# Start of RECORDS TO USE

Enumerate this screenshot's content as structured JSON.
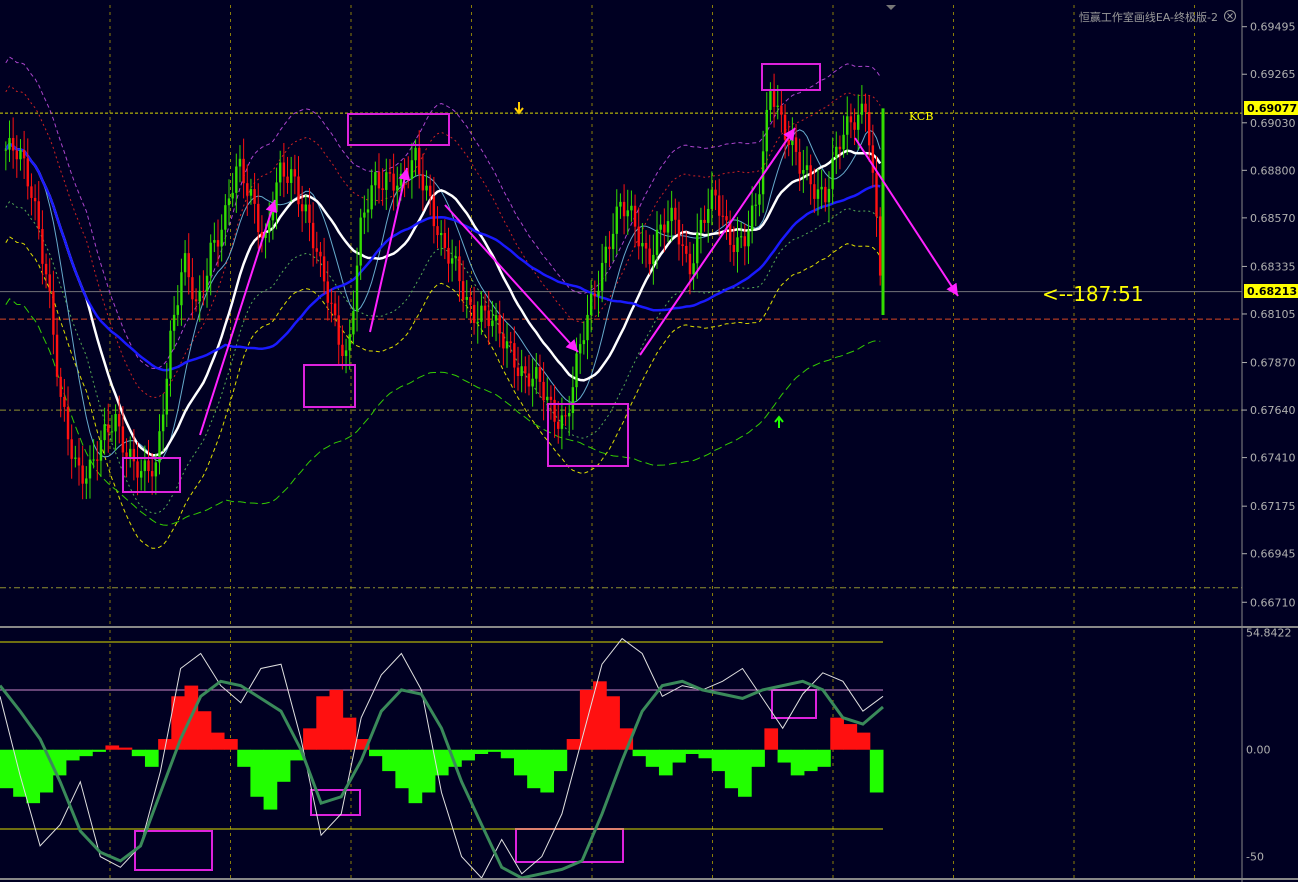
{
  "header": {
    "indicator_title": "恒赢工作室画线EA-终极版-2",
    "close_icon": "circle-x-icon"
  },
  "price_tags": {
    "current": "0.69077",
    "bid": "0.68213"
  },
  "labels": {
    "kcb": "KCB",
    "timer": "<--187:51"
  },
  "colors": {
    "background": "#000022",
    "grid": "#b8a800",
    "bull_candle": "#33dd00",
    "bear_candle": "#ff1111",
    "box": "#dd22dd",
    "arrow": "#ff22ff",
    "white_ma": "#ffffff",
    "blue_ma": "#1a1aff",
    "histo_pos": "#ff1010",
    "histo_neg": "#22ff00"
  },
  "chart_data": [
    {
      "type": "candlestick",
      "panel": "main",
      "y_tick_labels": [
        "0.69495",
        "0.69265",
        "0.69030",
        "0.68800",
        "0.68570",
        "0.68335",
        "0.68105",
        "0.67870",
        "0.67640",
        "0.67410",
        "0.67175",
        "0.66945",
        "0.66710"
      ],
      "ylim": [
        0.666,
        0.696
      ],
      "grid": true,
      "horizontal_levels": [
        0.69077,
        0.68213,
        0.6808,
        0.6764,
        0.6678
      ],
      "close_path": [
        0.689,
        0.6885,
        0.687,
        0.683,
        0.6765,
        0.674,
        0.6735,
        0.6745,
        0.676,
        0.6745,
        0.673,
        0.6735,
        0.68,
        0.6835,
        0.681,
        0.6845,
        0.6855,
        0.688,
        0.687,
        0.6845,
        0.6875,
        0.688,
        0.686,
        0.683,
        0.681,
        0.679,
        0.685,
        0.6875,
        0.688,
        0.687,
        0.6885,
        0.687,
        0.684,
        0.683,
        0.6815,
        0.681,
        0.68,
        0.6795,
        0.678,
        0.6775,
        0.6765,
        0.676,
        0.679,
        0.682,
        0.6845,
        0.686,
        0.6855,
        0.684,
        0.685,
        0.6855,
        0.6835,
        0.6855,
        0.6865,
        0.685,
        0.6845,
        0.686,
        0.6925,
        0.69,
        0.688,
        0.6875,
        0.687,
        0.689,
        0.6905,
        0.6915,
        0.683
      ]
    },
    {
      "type": "oscillator",
      "panel": "sub",
      "y_tick_labels": [
        "54.8422",
        "0.00",
        "-50"
      ],
      "ylim": [
        -60,
        56
      ],
      "histogram": [
        -18,
        -22,
        -25,
        -20,
        -12,
        -5,
        -3,
        -1,
        2,
        1,
        -3,
        -8,
        5,
        25,
        30,
        18,
        8,
        5,
        -8,
        -22,
        -28,
        -15,
        -5,
        10,
        25,
        28,
        15,
        5,
        -3,
        -10,
        -18,
        -25,
        -20,
        -12,
        -8,
        -5,
        -2,
        -1,
        -4,
        -12,
        -18,
        -20,
        -10,
        5,
        28,
        32,
        25,
        10,
        -3,
        -8,
        -12,
        -6,
        -2,
        -4,
        -10,
        -18,
        -22,
        -8,
        10,
        -6,
        -12,
        -10,
        -8,
        15,
        12,
        8,
        -20
      ],
      "signal": [
        30,
        18,
        5,
        -15,
        -38,
        -48,
        -52,
        -45,
        -20,
        5,
        25,
        32,
        30,
        24,
        18,
        0,
        -25,
        -22,
        -5,
        18,
        28,
        26,
        10,
        -15,
        -35,
        -55,
        -60,
        -58,
        -56,
        -52,
        -30,
        -5,
        18,
        30,
        32,
        28,
        26,
        24,
        28,
        30,
        32,
        28,
        15,
        12,
        20
      ],
      "fast": [
        25,
        -12,
        -45,
        -35,
        -15,
        -50,
        -55,
        -45,
        -10,
        38,
        45,
        30,
        22,
        38,
        40,
        5,
        -40,
        -30,
        15,
        35,
        45,
        28,
        -20,
        -50,
        -60,
        -42,
        -58,
        -50,
        -30,
        5,
        40,
        52,
        45,
        25,
        30,
        28,
        32,
        38,
        24,
        10,
        26,
        36,
        32,
        18,
        25
      ]
    }
  ]
}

# End of RECORDS TO USE

WRITTEN EXERCISE » Each line above is to be copied verbatim. Drop any image from the copy.

REPLY »
Enumerate this screenshot's content as structured JSON.
{
  "header": {
    "indicator_title": "恒赢工作室画线EA-终极版-2",
    "close_icon": "circle-x-icon"
  },
  "price_tags": {
    "current": "0.69077",
    "bid": "0.68213"
  },
  "labels": {
    "kcb": "KCB",
    "timer": "<--187:51"
  },
  "colors": {
    "background": "#000022",
    "grid": "#b8a800",
    "bull_candle": "#33dd00",
    "bear_candle": "#ff1111",
    "box": "#dd22dd",
    "arrow": "#ff22ff",
    "white_ma": "#ffffff",
    "blue_ma": "#1a1aff",
    "histo_pos": "#ff1010",
    "histo_neg": "#22ff00"
  },
  "chart_data": [
    {
      "type": "candlestick",
      "panel": "main",
      "y_tick_labels": [
        "0.69495",
        "0.69265",
        "0.69030",
        "0.68800",
        "0.68570",
        "0.68335",
        "0.68105",
        "0.67870",
        "0.67640",
        "0.67410",
        "0.67175",
        "0.66945",
        "0.66710"
      ],
      "ylim": [
        0.666,
        0.696
      ],
      "grid": true,
      "horizontal_levels": [
        0.69077,
        0.68213,
        0.6808,
        0.6764,
        0.6678
      ],
      "close_path": [
        0.689,
        0.6885,
        0.687,
        0.683,
        0.6765,
        0.674,
        0.6735,
        0.6745,
        0.676,
        0.6745,
        0.673,
        0.6735,
        0.68,
        0.6835,
        0.681,
        0.6845,
        0.6855,
        0.688,
        0.687,
        0.6845,
        0.6875,
        0.688,
        0.686,
        0.683,
        0.681,
        0.679,
        0.685,
        0.6875,
        0.688,
        0.687,
        0.6885,
        0.687,
        0.684,
        0.683,
        0.6815,
        0.681,
        0.68,
        0.6795,
        0.678,
        0.6775,
        0.6765,
        0.676,
        0.679,
        0.682,
        0.6845,
        0.686,
        0.6855,
        0.684,
        0.685,
        0.6855,
        0.6835,
        0.6855,
        0.6865,
        0.685,
        0.6845,
        0.686,
        0.6925,
        0.69,
        0.688,
        0.6875,
        0.687,
        0.689,
        0.6905,
        0.6915,
        0.683
      ]
    },
    {
      "type": "oscillator",
      "panel": "sub",
      "y_tick_labels": [
        "54.8422",
        "0.00",
        "-50"
      ],
      "ylim": [
        -60,
        56
      ],
      "histogram": [
        -18,
        -22,
        -25,
        -20,
        -12,
        -5,
        -3,
        -1,
        2,
        1,
        -3,
        -8,
        5,
        25,
        30,
        18,
        8,
        5,
        -8,
        -22,
        -28,
        -15,
        -5,
        10,
        25,
        28,
        15,
        5,
        -3,
        -10,
        -18,
        -25,
        -20,
        -12,
        -8,
        -5,
        -2,
        -1,
        -4,
        -12,
        -18,
        -20,
        -10,
        5,
        28,
        32,
        25,
        10,
        -3,
        -8,
        -12,
        -6,
        -2,
        -4,
        -10,
        -18,
        -22,
        -8,
        10,
        -6,
        -12,
        -10,
        -8,
        15,
        12,
        8,
        -20
      ],
      "signal": [
        30,
        18,
        5,
        -15,
        -38,
        -48,
        -52,
        -45,
        -20,
        5,
        25,
        32,
        30,
        24,
        18,
        0,
        -25,
        -22,
        -5,
        18,
        28,
        26,
        10,
        -15,
        -35,
        -55,
        -60,
        -58,
        -56,
        -52,
        -30,
        -5,
        18,
        30,
        32,
        28,
        26,
        24,
        28,
        30,
        32,
        28,
        15,
        12,
        20
      ],
      "fast": [
        25,
        -12,
        -45,
        -35,
        -15,
        -50,
        -55,
        -45,
        -10,
        38,
        45,
        30,
        22,
        38,
        40,
        5,
        -40,
        -30,
        15,
        35,
        45,
        28,
        -20,
        -50,
        -60,
        -42,
        -58,
        -50,
        -30,
        5,
        40,
        52,
        45,
        25,
        30,
        28,
        32,
        38,
        24,
        10,
        26,
        36,
        32,
        18,
        25
      ]
    }
  ]
}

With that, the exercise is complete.